> [Exercise objective] Write the data out again exactly, dropping any images it holds.

[Dataset records]
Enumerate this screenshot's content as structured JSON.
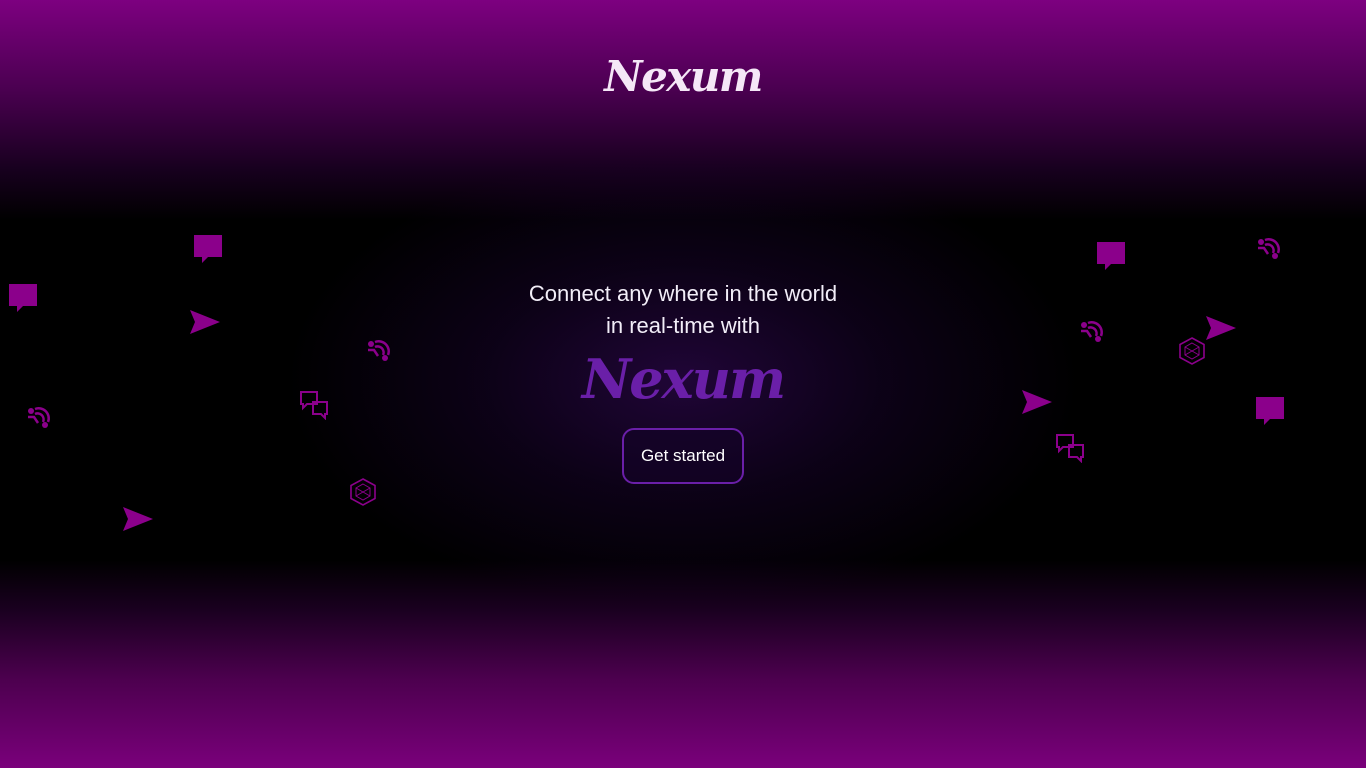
{
  "header": {
    "brand": "Nexum"
  },
  "hero": {
    "tagline_line1": "Connect any where in the world",
    "tagline_line2": "in real-time with",
    "brand": "Nexum",
    "cta_label": "Get started"
  },
  "theme": {
    "accent": "#8b008b",
    "brand_purple": "#6a1fa8",
    "text": "#f5e7f7"
  },
  "decorations": {
    "icons": [
      "chat-bubble-icon",
      "send-icon",
      "people-signal-icon",
      "conversation-icon",
      "hexagon-network-icon"
    ]
  }
}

> [Answer to the exercise]
Enumerate this screenshot's content as structured JSON.
{
  "header": {
    "brand": "Nexum"
  },
  "hero": {
    "tagline_line1": "Connect any where in the world",
    "tagline_line2": "in real-time with",
    "brand": "Nexum",
    "cta_label": "Get started"
  },
  "theme": {
    "accent": "#8b008b",
    "brand_purple": "#6a1fa8",
    "text": "#f5e7f7"
  },
  "decorations": {
    "icons": [
      "chat-bubble-icon",
      "send-icon",
      "people-signal-icon",
      "conversation-icon",
      "hexagon-network-icon"
    ]
  }
}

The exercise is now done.